Миколай Глинский: Вы один из соавторов весьма необычной книги — «Не клонил головы я пред силой». Это антология белорусской поэзии XV-XX веков, при этом мы находим в ней произведения, написанные по крайней мере на четырех языках и относящиеся по крайней мере к нескольким литературам. Вы не могли бы подробнее рассказать о своем замысле?
Лявон Барщевский: В рецензии на эту книгу Михал Ягелло заметил, что антология имеет дело не столько с литературой конкретного народа (а именно в этом случае ключевым фактором становится язык этой литературы), сколько с определенной литературной традицией, которая изначально возникла в результате столкновения византийско-восточной и римско-западной культур, а затем продолжила свое развитие благодаря интеграции их основных элементов.
МГ: Территория Беларуси, Великого княжества Литовского, а затем Речи Посполитой Обоих Народов была настоящим культурным плавильным котлом. В «Антологию» вошли произведения, написанные на латыни, староцерковнославянском языке, а также произведения польской, русской и, конечно, белорусской литературы… Но на тех же землях или совсем рядом зарождалась украинская и литовская литературы, кроме того, не стоит забывать, что именно здесь создавалась богатая литература на идише. Это, пожалуй, весьма необычная ситуация в истории культуры…
ЛБ: Я бы не назвал это необычным. В Скандинавии, включая Данию (правда, под влиянием немецкой литературы), а также на территории многоязычной средневековой Франции развивалось несколько литератур одновременно, на разных языках, но при этом в рамках одной и той же традиции! Хотя в чем-то белорусская ситуация действительно уникальна. Об этом чуть позже…
МГ: Первым произведением белорусской литературы sensu stricto, пожалуй, следует считать белорусский перевод Псалтири Франциска Скорины. Это важная фигура не только для белорусской, но и для европейской культуры XVI века… Какова была его роль в истории белорусской литературы?

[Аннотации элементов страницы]

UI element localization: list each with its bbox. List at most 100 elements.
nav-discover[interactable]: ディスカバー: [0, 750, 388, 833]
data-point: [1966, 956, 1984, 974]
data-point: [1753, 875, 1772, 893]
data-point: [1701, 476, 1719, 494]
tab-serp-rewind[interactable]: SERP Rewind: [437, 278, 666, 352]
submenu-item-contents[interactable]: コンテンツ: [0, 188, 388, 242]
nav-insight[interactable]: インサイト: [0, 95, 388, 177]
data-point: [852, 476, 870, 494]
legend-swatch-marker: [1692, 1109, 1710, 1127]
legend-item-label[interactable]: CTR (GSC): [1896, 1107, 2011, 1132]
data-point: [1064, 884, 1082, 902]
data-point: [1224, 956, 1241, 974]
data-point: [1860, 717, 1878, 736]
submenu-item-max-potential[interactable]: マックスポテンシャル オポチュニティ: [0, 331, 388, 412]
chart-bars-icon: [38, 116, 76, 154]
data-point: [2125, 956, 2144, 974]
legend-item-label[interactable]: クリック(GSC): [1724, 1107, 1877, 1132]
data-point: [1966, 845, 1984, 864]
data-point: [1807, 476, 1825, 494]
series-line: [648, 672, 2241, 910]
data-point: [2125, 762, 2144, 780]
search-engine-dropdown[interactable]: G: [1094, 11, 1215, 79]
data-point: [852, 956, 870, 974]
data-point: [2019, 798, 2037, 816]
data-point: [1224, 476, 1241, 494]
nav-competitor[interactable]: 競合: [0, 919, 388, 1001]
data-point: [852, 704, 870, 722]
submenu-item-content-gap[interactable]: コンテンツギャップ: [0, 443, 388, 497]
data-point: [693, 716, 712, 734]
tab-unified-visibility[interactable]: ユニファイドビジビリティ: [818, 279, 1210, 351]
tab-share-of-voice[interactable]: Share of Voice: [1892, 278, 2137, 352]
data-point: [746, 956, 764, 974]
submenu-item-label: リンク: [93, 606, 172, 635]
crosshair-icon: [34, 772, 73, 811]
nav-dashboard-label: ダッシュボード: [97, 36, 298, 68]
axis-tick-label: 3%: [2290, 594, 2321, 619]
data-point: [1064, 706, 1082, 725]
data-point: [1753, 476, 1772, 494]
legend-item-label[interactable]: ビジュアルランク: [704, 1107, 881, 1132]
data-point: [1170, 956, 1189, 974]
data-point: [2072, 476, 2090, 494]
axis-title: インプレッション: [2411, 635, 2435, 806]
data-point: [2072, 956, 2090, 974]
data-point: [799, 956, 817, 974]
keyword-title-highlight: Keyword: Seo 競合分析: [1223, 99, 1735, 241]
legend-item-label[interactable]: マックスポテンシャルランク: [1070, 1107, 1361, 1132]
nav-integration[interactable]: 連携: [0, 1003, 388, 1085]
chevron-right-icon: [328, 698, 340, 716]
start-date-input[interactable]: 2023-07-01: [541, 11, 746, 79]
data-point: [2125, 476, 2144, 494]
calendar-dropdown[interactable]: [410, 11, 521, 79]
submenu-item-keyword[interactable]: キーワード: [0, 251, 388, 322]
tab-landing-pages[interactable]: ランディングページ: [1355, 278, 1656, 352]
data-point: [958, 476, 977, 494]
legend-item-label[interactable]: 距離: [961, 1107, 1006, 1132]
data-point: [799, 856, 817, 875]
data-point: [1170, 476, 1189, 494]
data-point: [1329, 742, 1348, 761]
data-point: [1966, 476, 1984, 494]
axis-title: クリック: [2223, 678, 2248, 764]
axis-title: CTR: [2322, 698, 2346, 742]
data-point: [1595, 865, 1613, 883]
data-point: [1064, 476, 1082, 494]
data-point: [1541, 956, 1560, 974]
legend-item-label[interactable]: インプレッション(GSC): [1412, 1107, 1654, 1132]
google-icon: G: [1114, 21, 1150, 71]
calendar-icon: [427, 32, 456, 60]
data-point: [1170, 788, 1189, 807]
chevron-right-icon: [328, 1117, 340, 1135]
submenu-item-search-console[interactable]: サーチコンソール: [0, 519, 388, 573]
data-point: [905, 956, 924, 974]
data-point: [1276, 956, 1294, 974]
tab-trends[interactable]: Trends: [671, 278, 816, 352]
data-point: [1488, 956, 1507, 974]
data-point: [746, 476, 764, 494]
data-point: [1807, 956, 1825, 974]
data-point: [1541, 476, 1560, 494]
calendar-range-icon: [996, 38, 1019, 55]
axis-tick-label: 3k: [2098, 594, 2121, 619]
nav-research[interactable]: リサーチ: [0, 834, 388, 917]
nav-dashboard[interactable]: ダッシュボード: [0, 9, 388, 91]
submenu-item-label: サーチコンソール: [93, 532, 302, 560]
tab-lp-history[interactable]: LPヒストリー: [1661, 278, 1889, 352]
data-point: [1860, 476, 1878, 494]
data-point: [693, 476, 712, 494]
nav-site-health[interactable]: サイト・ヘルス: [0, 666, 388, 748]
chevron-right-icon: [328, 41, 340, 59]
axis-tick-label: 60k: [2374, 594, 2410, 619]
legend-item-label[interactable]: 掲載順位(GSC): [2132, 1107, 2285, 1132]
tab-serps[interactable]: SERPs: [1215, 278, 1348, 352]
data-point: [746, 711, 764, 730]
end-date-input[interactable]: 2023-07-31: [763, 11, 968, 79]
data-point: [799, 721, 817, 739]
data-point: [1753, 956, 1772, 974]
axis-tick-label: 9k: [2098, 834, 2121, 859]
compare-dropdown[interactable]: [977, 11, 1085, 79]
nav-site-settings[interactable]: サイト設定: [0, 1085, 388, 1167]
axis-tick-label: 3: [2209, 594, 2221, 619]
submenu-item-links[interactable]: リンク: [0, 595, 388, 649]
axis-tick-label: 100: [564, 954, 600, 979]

[Письменные задания]:
1 > Воспроизведите дословно весь фрагмент интервью о белорусской литературе.
2 > Переименуйте «data-point» в «marker» в той части листинга, что идет от его первой строки до строки с «data-point: [1701, 476, 1719, 494]» включительно, и выведите только эти строки, больше ничего в них не меняя.
Фрагмент и листинг никак не связаны друг с другом.

[Ответы к заданиям]:
1 >
Миколай Глинский: Вы один из соавторов весьма необычной книги — «Не клонил головы я пред силой». Это антология белорусской поэзии XV-XX веков, при этом мы находим в ней произведения, написанные по крайней мере на четырех языках и относящиеся по крайней мере к нескольким литературам. Вы не могли бы подробнее рассказать о своем замысле?
Лявон Барщевский: В рецензии на эту книгу Михал Ягелло заметил, что антология имеет дело не столько с литературой конкретного народа (а именно в этом случае ключевым фактором становится язык этой литературы), сколько с определенной литературной традицией, которая изначально возникла в результате столкновения византийско-восточной и римско-западной культур, а затем продолжила свое развитие благодаря интеграции их основных элементов.
МГ: Территория Беларуси, Великого княжества Литовского, а затем Речи Посполитой Обоих Народов была настоящим культурным плавильным котлом. В «Антологию» вошли произведения, написанные на латыни, староцерковнославянском языке, а также произведения польской, русской и, конечно, белорусской литературы… Но на тех же землях или совсем рядом зарождалась украинская и литовская литературы, кроме того, не стоит забывать, что именно здесь создавалась богатая литература на идише. Это, пожалуй, весьма необычная ситуация в истории культуры…
ЛБ: Я бы не назвал это необычным. В Скандинавии, включая Данию (правда, под влиянием немецкой литературы), а также на территории многоязычной средневековой Франции развивалось несколько литератур одновременно, на разных языках, но при этом в рамках одной и той же традиции! Хотя в чем-то белорусская ситуация действительно уникальна. Об этом чуть позже…
МГ: Первым произведением белорусской литературы sensu stricto, пожалуй, следует считать белорусский перевод Псалтири Франциска Скорины. Это важная фигура не только для белорусской, но и для европейской культуры XVI века… Какова была его роль в истории белорусской литературы?

2 >
UI element localization: list each with its bbox. List at most 100 elements.
nav-discover[interactable]: ディスカバー: [0, 750, 388, 833]
marker: [1966, 956, 1984, 974]
marker: [1753, 875, 1772, 893]
marker: [1701, 476, 1719, 494]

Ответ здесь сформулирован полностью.